Rows from a dataset:
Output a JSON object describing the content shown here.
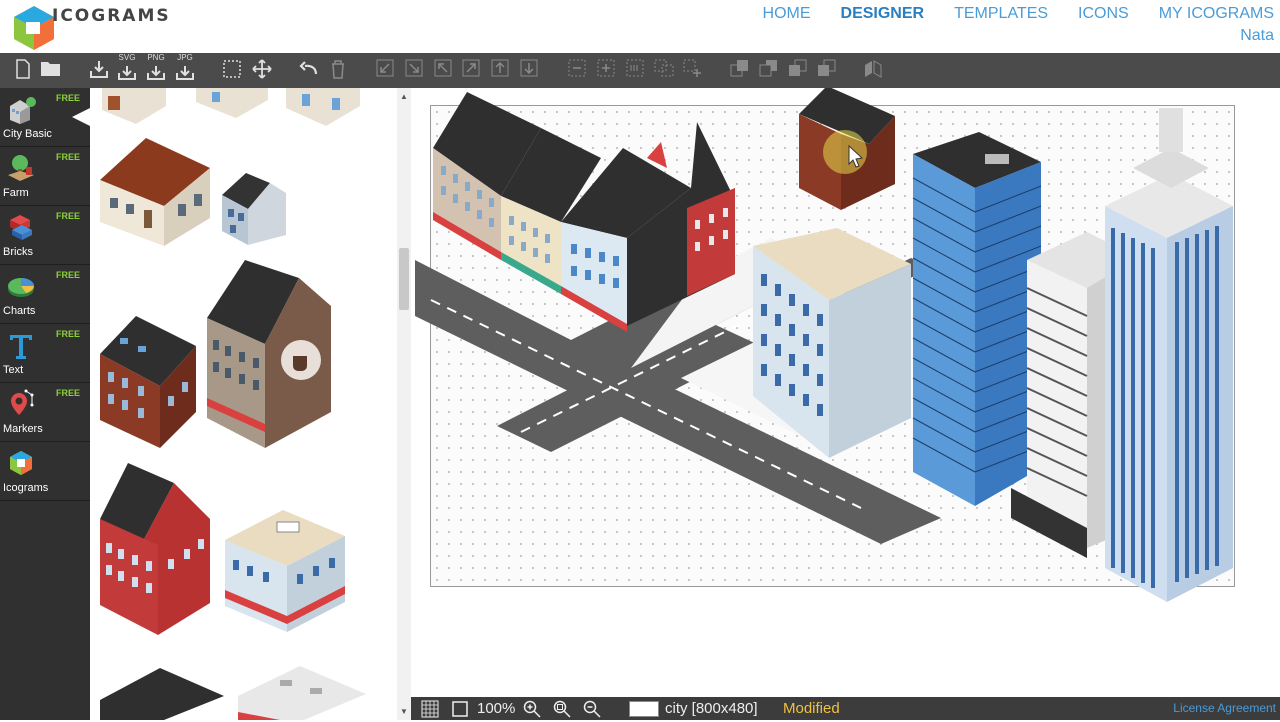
{
  "app": {
    "logo_text": "ICOGRAMS"
  },
  "nav": {
    "home": "HOME",
    "designer": "DESIGNER",
    "templates": "TEMPLATES",
    "icons": "ICONS",
    "my_icograms": "MY ICOGRAMS",
    "user": "Nata"
  },
  "toolbar": {
    "svg": "SVG",
    "png": "PNG",
    "jpg": "JPG"
  },
  "categories": [
    {
      "label": "City Basic",
      "badge": "FREE",
      "icon": "city-basic-icon"
    },
    {
      "label": "Farm",
      "badge": "FREE",
      "icon": "farm-icon"
    },
    {
      "label": "Bricks",
      "badge": "FREE",
      "icon": "bricks-icon"
    },
    {
      "label": "Charts",
      "badge": "FREE",
      "icon": "charts-icon"
    },
    {
      "label": "Text",
      "badge": "FREE",
      "icon": "text-icon"
    },
    {
      "label": "Markers",
      "badge": "FREE",
      "icon": "markers-icon"
    },
    {
      "label": "Icograms",
      "badge": "",
      "icon": "icograms-icon"
    }
  ],
  "statusbar": {
    "zoom": "100%",
    "document": "city [800x480]",
    "state": "Modified",
    "license": "License Agreement"
  },
  "colors": {
    "toolbar": "#4b4b4b",
    "sidebar": "#303030",
    "accent": "#4a9bd8",
    "free_badge": "#8cd13a",
    "modified": "#f0c040"
  }
}
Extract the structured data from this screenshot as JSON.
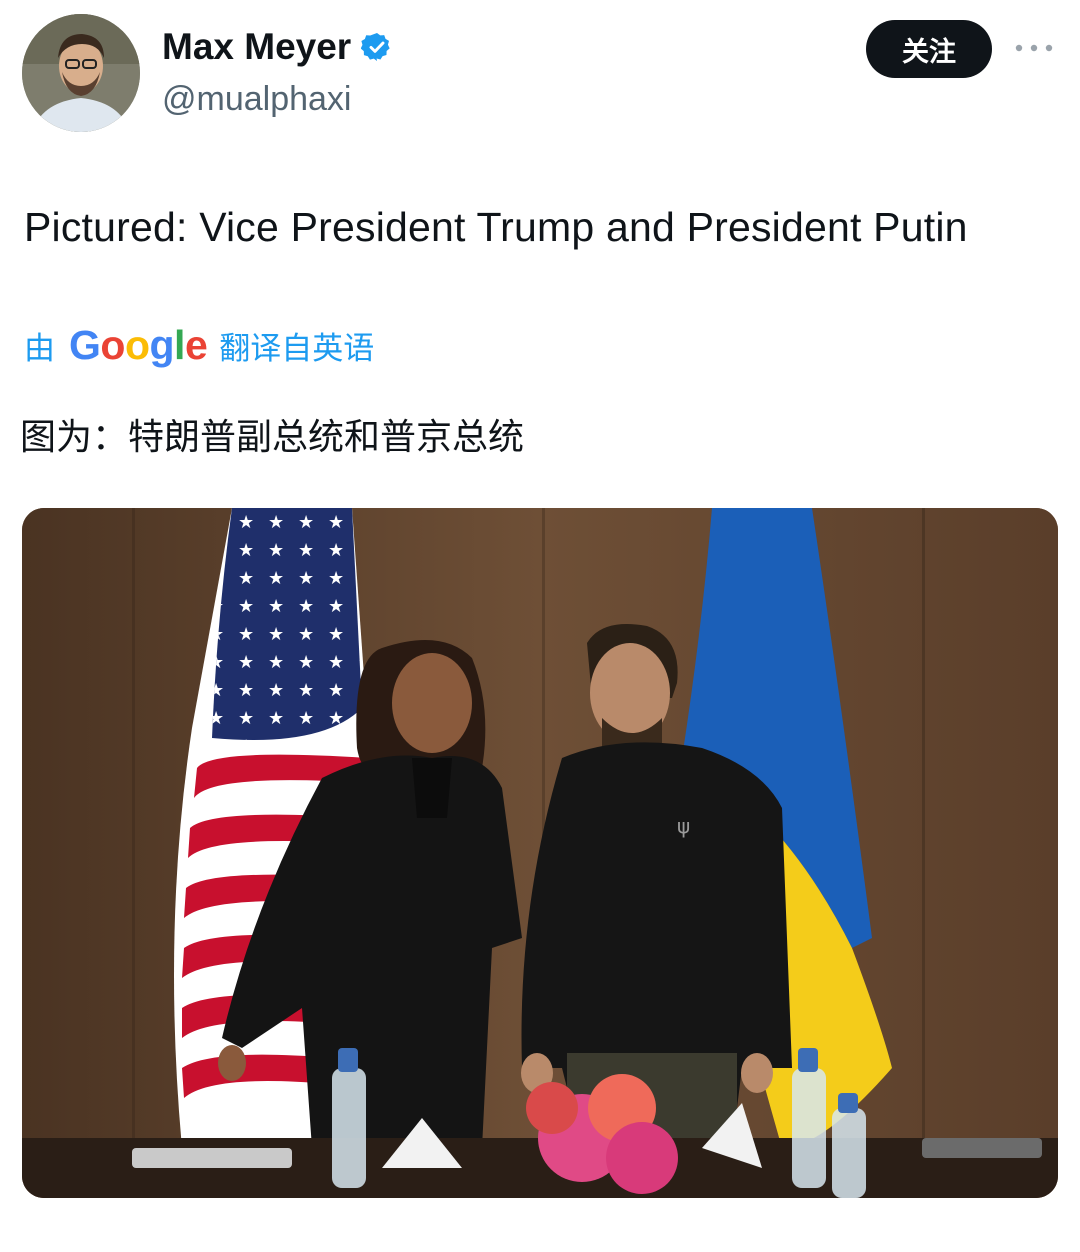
{
  "author": {
    "display_name": "Max Meyer",
    "handle": "@mualphaxi",
    "verified_icon": "verified-badge-icon",
    "avatar_icon": "avatar-photo"
  },
  "actions": {
    "follow_label": "关注",
    "more_icon": "more-horizontal-icon"
  },
  "tweet": {
    "text": "Pictured: Vice President Trump and President Putin"
  },
  "translation": {
    "by_label": "由",
    "provider": {
      "G": "G",
      "o1": "o",
      "o2": "o",
      "g": "g",
      "l": "l",
      "e": "e"
    },
    "suffix_label": "翻译自英语",
    "translated_text": "图为：特朗普副总统和普京总统"
  },
  "media": {
    "image_icon": "tweet-photo"
  },
  "colors": {
    "link_blue": "#1d9bf0",
    "text_dark": "#0f1419",
    "text_muted": "#536471",
    "button_dark": "#0f1419"
  }
}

▸ **Given request**
Copy exactly the lines from the one containing "Extract the structured" through the last line of the records above, including both, and omit every picture.

▸ **Complete answer**
Extract the structured data from this screenshot as JSON.
{
  "author": {
    "display_name": "Max Meyer",
    "handle": "@mualphaxi",
    "verified_icon": "verified-badge-icon",
    "avatar_icon": "avatar-photo"
  },
  "actions": {
    "follow_label": "关注",
    "more_icon": "more-horizontal-icon"
  },
  "tweet": {
    "text": "Pictured: Vice President Trump and President Putin"
  },
  "translation": {
    "by_label": "由",
    "provider": {
      "G": "G",
      "o1": "o",
      "o2": "o",
      "g": "g",
      "l": "l",
      "e": "e"
    },
    "suffix_label": "翻译自英语",
    "translated_text": "图为：特朗普副总统和普京总统"
  },
  "media": {
    "image_icon": "tweet-photo"
  },
  "colors": {
    "link_blue": "#1d9bf0",
    "text_dark": "#0f1419",
    "text_muted": "#536471",
    "button_dark": "#0f1419"
  }
}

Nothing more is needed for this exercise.